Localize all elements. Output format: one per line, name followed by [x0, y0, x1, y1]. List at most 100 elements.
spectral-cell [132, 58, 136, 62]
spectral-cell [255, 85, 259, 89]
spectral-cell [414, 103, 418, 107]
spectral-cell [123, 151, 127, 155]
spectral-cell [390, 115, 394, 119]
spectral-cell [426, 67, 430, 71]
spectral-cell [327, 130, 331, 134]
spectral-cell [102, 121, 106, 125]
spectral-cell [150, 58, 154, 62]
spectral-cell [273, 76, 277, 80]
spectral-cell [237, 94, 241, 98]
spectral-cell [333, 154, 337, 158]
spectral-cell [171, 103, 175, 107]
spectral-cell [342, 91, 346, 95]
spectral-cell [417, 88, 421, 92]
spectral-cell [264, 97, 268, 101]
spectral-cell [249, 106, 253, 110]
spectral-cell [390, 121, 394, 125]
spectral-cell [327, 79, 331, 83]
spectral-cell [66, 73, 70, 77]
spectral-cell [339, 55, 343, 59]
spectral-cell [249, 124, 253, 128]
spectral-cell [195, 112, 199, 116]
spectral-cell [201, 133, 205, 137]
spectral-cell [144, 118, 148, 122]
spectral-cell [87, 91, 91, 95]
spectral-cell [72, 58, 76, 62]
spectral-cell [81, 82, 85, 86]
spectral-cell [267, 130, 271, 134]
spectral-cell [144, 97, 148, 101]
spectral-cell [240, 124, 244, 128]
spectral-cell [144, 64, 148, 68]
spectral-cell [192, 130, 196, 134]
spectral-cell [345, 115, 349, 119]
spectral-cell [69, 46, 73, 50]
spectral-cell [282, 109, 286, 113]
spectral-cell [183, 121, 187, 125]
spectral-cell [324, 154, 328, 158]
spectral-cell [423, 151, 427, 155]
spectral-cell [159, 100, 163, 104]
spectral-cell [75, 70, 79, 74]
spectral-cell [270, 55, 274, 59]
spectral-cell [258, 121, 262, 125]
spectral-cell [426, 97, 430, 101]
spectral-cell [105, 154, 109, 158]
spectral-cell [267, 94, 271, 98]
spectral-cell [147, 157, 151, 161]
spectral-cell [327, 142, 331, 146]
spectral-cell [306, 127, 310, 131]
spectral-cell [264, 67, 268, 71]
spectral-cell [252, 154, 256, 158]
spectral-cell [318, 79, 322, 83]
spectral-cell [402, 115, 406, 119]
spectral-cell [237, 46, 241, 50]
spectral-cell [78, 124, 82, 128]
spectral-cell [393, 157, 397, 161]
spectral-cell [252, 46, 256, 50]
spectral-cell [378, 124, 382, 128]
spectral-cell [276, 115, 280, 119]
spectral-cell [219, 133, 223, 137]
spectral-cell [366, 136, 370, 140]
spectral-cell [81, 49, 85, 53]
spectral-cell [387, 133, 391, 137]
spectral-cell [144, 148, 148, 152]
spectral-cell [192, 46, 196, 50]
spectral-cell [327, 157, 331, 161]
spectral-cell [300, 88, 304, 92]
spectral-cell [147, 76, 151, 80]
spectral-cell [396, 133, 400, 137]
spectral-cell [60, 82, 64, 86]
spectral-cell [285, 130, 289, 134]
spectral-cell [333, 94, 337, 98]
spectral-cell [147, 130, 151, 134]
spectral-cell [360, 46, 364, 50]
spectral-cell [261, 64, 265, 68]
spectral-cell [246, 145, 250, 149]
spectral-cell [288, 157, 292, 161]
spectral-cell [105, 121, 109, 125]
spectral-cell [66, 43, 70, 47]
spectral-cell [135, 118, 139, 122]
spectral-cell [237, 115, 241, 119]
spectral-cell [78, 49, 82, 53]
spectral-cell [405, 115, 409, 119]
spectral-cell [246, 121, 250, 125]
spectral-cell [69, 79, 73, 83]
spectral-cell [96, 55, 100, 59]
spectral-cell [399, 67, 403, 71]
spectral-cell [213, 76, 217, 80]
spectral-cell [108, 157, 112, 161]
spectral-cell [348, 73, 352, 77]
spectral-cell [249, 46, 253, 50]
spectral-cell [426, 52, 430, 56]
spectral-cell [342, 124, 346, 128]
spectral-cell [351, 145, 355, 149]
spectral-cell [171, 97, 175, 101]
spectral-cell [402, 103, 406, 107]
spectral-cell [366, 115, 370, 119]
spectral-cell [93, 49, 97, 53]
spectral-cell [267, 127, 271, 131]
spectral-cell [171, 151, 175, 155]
....
* [WORK INSTRUCTIONS]: Convert every line of the records above into a JSON list of strings, one string per line, leaving out any blank lines.

* [THE SOLUTION]:
[
  "Localize all elements. Output format: one per line, name followed by [x0, y0, x1, y1]. List at most 100 elements.",
  "spectral-cell [132, 58, 136, 62]",
  "spectral-cell [255, 85, 259, 89]",
  "spectral-cell [414, 103, 418, 107]",
  "spectral-cell [123, 151, 127, 155]",
  "spectral-cell [390, 115, 394, 119]",
  "spectral-cell [426, 67, 430, 71]",
  "spectral-cell [327, 130, 331, 134]",
  "spectral-cell [102, 121, 106, 125]",
  "spectral-cell [150, 58, 154, 62]",
  "spectral-cell [273, 76, 277, 80]",
  "spectral-cell [237, 94, 241, 98]",
  "spectral-cell [333, 154, 337, 158]",
  "spectral-cell [171, 103, 175, 107]",
  "spectral-cell [342, 91, 346, 95]",
  "spectral-cell [417, 88, 421, 92]",
  "spectral-cell [264, 97, 268, 101]",
  "spectral-cell [249, 106, 253, 110]",
  "spectral-cell [390, 121, 394, 125]",
  "spectral-cell [327, 79, 331, 83]",
  "spectral-cell [66, 73, 70, 77]",
  "spectral-cell [339, 55, 343, 59]",
  "spectral-cell [249, 124, 253, 128]",
  "spectral-cell [195, 112, 199, 116]",
  "spectral-cell [201, 133, 205, 137]",
  "spectral-cell [144, 118, 148, 122]",
  "spectral-cell [87, 91, 91, 95]",
  "spectral-cell [72, 58, 76, 62]",
  "spectral-cell [81, 82, 85, 86]",
  "spectral-cell [267, 130, 271, 134]",
  "spectral-cell [144, 97, 148, 101]",
  "spectral-cell [240, 124, 244, 128]",
  "spectral-cell [144, 64, 148, 68]",
  "spectral-cell [192, 130, 196, 134]",
  "spectral-cell [345, 115, 349, 119]",
  "spectral-cell [69, 46, 73, 50]",
  "spectral-cell [282, 109, 286, 113]",
  "spectral-cell [183, 121, 187, 125]",
  "spectral-cell [324, 154, 328, 158]",
  "spectral-cell [423, 151, 427, 155]",
  "spectral-cell [159, 100, 163, 104]",
  "spectral-cell [75, 70, 79, 74]",
  "spectral-cell [270, 55, 274, 59]",
  "spectral-cell [258, 121, 262, 125]",
  "spectral-cell [426, 97, 430, 101]",
  "spectral-cell [105, 154, 109, 158]",
  "spectral-cell [267, 94, 271, 98]",
  "spectral-cell [147, 157, 151, 161]",
  "spectral-cell [327, 142, 331, 146]",
  "spectral-cell [306, 127, 310, 131]",
  "spectral-cell [264, 67, 268, 71]",
  "spectral-cell [252, 154, 256, 158]",
  "spectral-cell [318, 79, 322, 83]",
  "spectral-cell [402, 115, 406, 119]",
  "spectral-cell [237, 46, 241, 50]",
  "spectral-cell [78, 124, 82, 128]",
  "spectral-cell [393, 157, 397, 161]",
  "spectral-cell [252, 46, 256, 50]",
  "spectral-cell [378, 124, 382, 128]",
  "spectral-cell [276, 115, 280, 119]",
  "spectral-cell [219, 133, 223, 137]",
  "spectral-cell [366, 136, 370, 140]",
  "spectral-cell [81, 49, 85, 53]",
  "spectral-cell [387, 133, 391, 137]",
  "spectral-cell [144, 148, 148, 152]",
  "spectral-cell [192, 46, 196, 50]",
  "spectral-cell [327, 157, 331, 161]",
  "spectral-cell [300, 88, 304, 92]",
  "spectral-cell [147, 76, 151, 80]",
  "spectral-cell [396, 133, 400, 137]",
  "spectral-cell [60, 82, 64, 86]",
  "spectral-cell [285, 130, 289, 134]",
  "spectral-cell [333, 94, 337, 98]",
  "spectral-cell [147, 130, 151, 134]",
  "spectral-cell [360, 46, 364, 50]",
  "spectral-cell [261, 64, 265, 68]",
  "spectral-cell [246, 145, 250, 149]",
  "spectral-cell [288, 157, 292, 161]",
  "spectral-cell [105, 121, 109, 125]",
  "spectral-cell [66, 43, 70, 47]",
  "spectral-cell [135, 118, 139, 122]",
  "spectral-cell [237, 115, 241, 119]",
  "spectral-cell [78, 49, 82, 53]",
  "spectral-cell [405, 115, 409, 119]",
  "spectral-cell [246, 121, 250, 125]",
  "spectral-cell [69, 79, 73, 83]",
  "spectral-cell [96, 55, 100, 59]",
  "spectral-cell [399, 67, 403, 71]",
  "spectral-cell [213, 76, 217, 80]",
  "spectral-cell [108, 157, 112, 161]",
  "spectral-cell [348, 73, 352, 77]",
  "spectral-cell [249, 46, 253, 50]",
  "spectral-cell [426, 52, 430, 56]",
  "spectral-cell [342, 124, 346, 128]",
  "spectral-cell [351, 145, 355, 149]",
  "spectral-cell [171, 97, 175, 101]",
  "spectral-cell [402, 103, 406, 107]",
  "spectral-cell [366, 115, 370, 119]",
  "spectral-cell [93, 49, 97, 53]",
  "spectral-cell [267, 127, 271, 131]",
  "spectral-cell [171, 151, 175, 155]"
]